Lo que se pide —
Transcriba del texto sobre Timur y Transoxiana el pasaje que comienza en las palabras «Introdujo el orden» y termina después de «atravesado el río.».

Fuente —
****

Introdujo el orden y la tranquilidad en su reino; orden y quietud de cementerio en las regiones devastadas y empobrecidas de Asia anterior, bienestar y paz en Transoxiana. El «país de entre los dos ríos» se extendía como una isla dichosa entre el Sir-Daria y el Amu-Daria: únicamente los buques aseguraban el tráfico y las relaciones con el exterior. Todo el mundo podía penetrar en aquella isla, pero nadie podía abandonarla sin poseer un permiso oficial. Timur había poblado Transoxiana con príncipes sabios y artesanos de todas las regiones del mundo. Ninguna de las personas allí instaladas podía alejarse, ningún espía podía entrar clandestinamente ni salir para divulgar sus preparativos de guerra. Por eso, siempre que las tropas salían, tenían que hacerlo por un puente de barcazas, que destruían con rapidez una vez atravesado el río.

****

Elementos guardados de una colección:

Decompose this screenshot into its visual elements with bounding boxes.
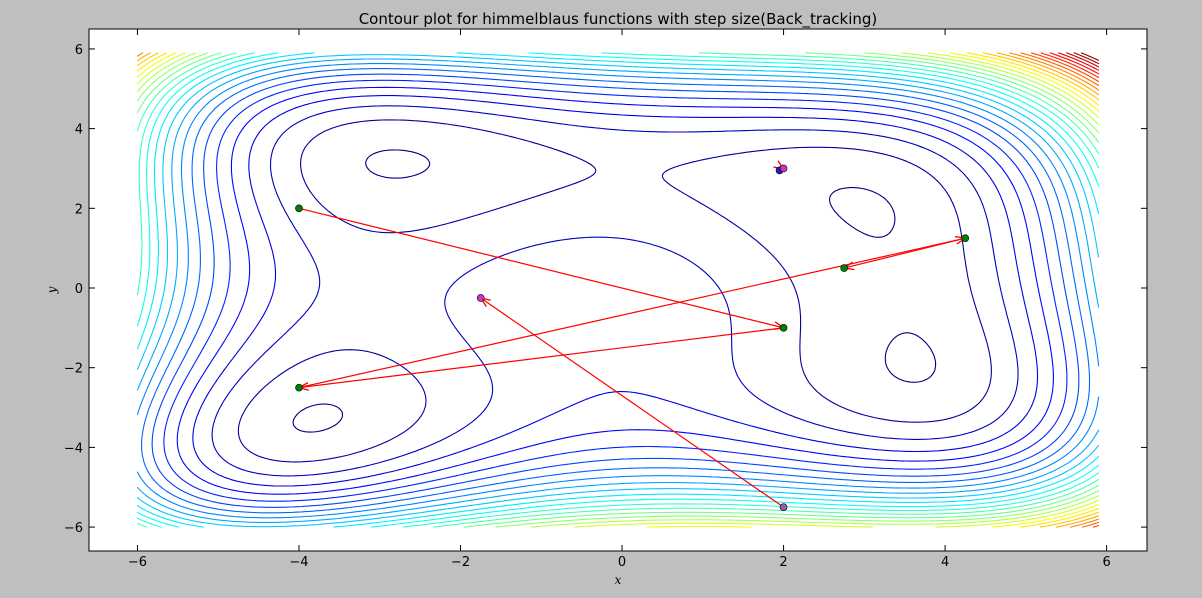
contour-level (163, 79, 1068, 502)
contour-level (136, 52, 1100, 528)
contour-level (192, 95, 1039, 487)
contour-level (136, 52, 1100, 528)
iterate-point (295, 383, 303, 392)
contour-level (211, 105, 1019, 477)
y-tick-label: 6 (75, 43, 83, 58)
contour-level (136, 52, 1100, 528)
x-tick-label: −4 (289, 555, 308, 570)
iterate-point (779, 164, 788, 173)
contour-level (1080, 52, 1100, 61)
x-tick-label: 2 (779, 555, 787, 570)
contour-level (136, 52, 1100, 528)
x-tick-label: −6 (128, 555, 147, 570)
iterate-point (961, 234, 970, 242)
contour-level (151, 73, 1080, 508)
contour-level (136, 63, 1100, 519)
contour-level (292, 149, 937, 433)
contour-level (237, 119, 992, 463)
contour-lines (136, 52, 1100, 528)
descent-path (298, 166, 966, 508)
contour-level (1030, 52, 1100, 528)
step-arrow (299, 327, 784, 388)
x-tick-label: −2 (451, 555, 470, 570)
x-tick-label: 0 (618, 555, 626, 570)
y-axis-label: y (45, 286, 59, 294)
contour-level (1066, 52, 1100, 68)
iterate-points (295, 164, 970, 511)
contour-level (1058, 52, 1100, 71)
step-arrow (298, 207, 784, 328)
step-arrow (481, 298, 784, 508)
y-axis-ticks: −6 −4 −2 0 2 4 6 (64, 43, 1147, 536)
contour-level (136, 52, 1100, 528)
plot-frame (88, 28, 1148, 552)
contour-level (136, 58, 1100, 523)
y-tick-label: 2 (75, 202, 83, 217)
step-arrow (844, 237, 966, 268)
contour-level (1040, 52, 1100, 79)
y-tick-label: −2 (64, 362, 83, 377)
contour-level (136, 52, 1100, 528)
contour-level (136, 52, 1100, 528)
contour-level (136, 52, 1100, 528)
contour-level (136, 54, 1100, 528)
y-tick-label: −4 (64, 441, 83, 456)
iterate-point (840, 264, 848, 272)
x-tick-label: 4 (941, 555, 949, 570)
x-axis-ticks: −6 −4 −2 0 2 4 6 (128, 29, 1111, 570)
contour-level (136, 52, 1100, 528)
contour-level (136, 52, 1100, 528)
y-tick-label: 0 (75, 282, 83, 297)
iterate-point (476, 294, 485, 302)
contour-level (176, 86, 1054, 495)
contour-level (136, 52, 1100, 528)
contour-level (1049, 52, 1100, 75)
chart-title: Contour plot for himmelblaus functions w… (359, 10, 878, 29)
iterate-point (295, 204, 303, 213)
x-tick-label: 6 (1102, 555, 1110, 570)
contour-level (1073, 52, 1100, 65)
x-axis-label: x (615, 573, 622, 587)
contour-level (136, 52, 1100, 528)
contour-level (141, 68, 1091, 514)
iterate-point (779, 503, 788, 511)
contour-level (136, 52, 1100, 528)
y-tick-label: 4 (75, 123, 83, 138)
contour-level (1020, 52, 1100, 528)
y-tick-label: −6 (64, 521, 83, 536)
iterate-point (779, 324, 788, 332)
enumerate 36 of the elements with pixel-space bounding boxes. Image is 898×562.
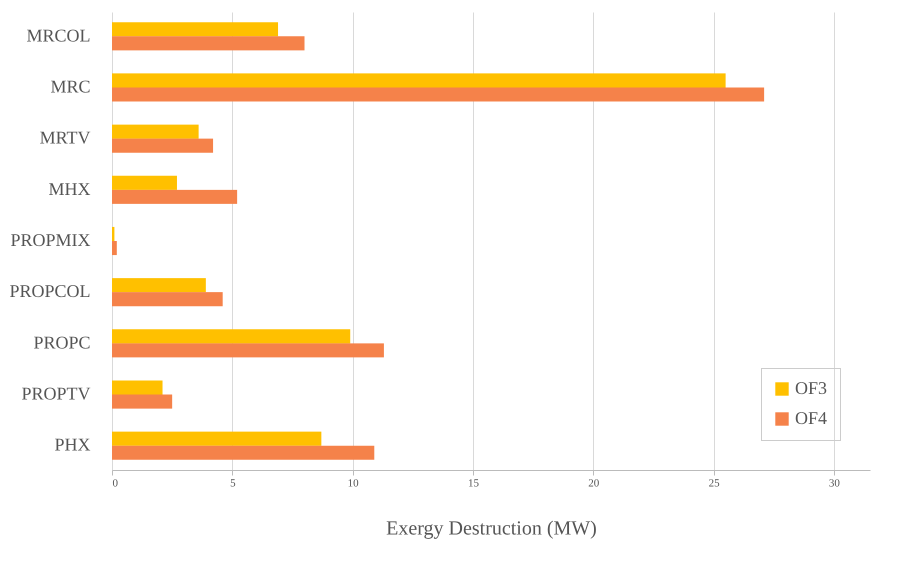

****

La respuesta —
Introdujo el orden y la tranquilidad en su reino; orden y quietud de cementerio en las regiones devastadas y empobrecidas de Asia anterior, bienestar y paz en Transoxiana. El «país de entre los dos ríos» se extendía como una isla dichosa entre el Sir-Daria y el Amu-Daria: únicamente los buques aseguraban el tráfico y las relaciones con el exterior. Todo el mundo podía penetrar en aquella isla, pero nadie podía abandonarla sin poseer un permiso oficial. Timur había poblado Transoxiana con príncipes sabios y artesanos de todas las regiones del mundo. Ninguna de las personas allí instaladas podía alejarse, ningún espía podía entrar clandestinamente ni salir para divulgar sus preparativos de guerra. Por eso, siempre que las tropas salían, tenían que hacerlo por un puente de barcazas, que destruían con rapidez una vez atravesado el río.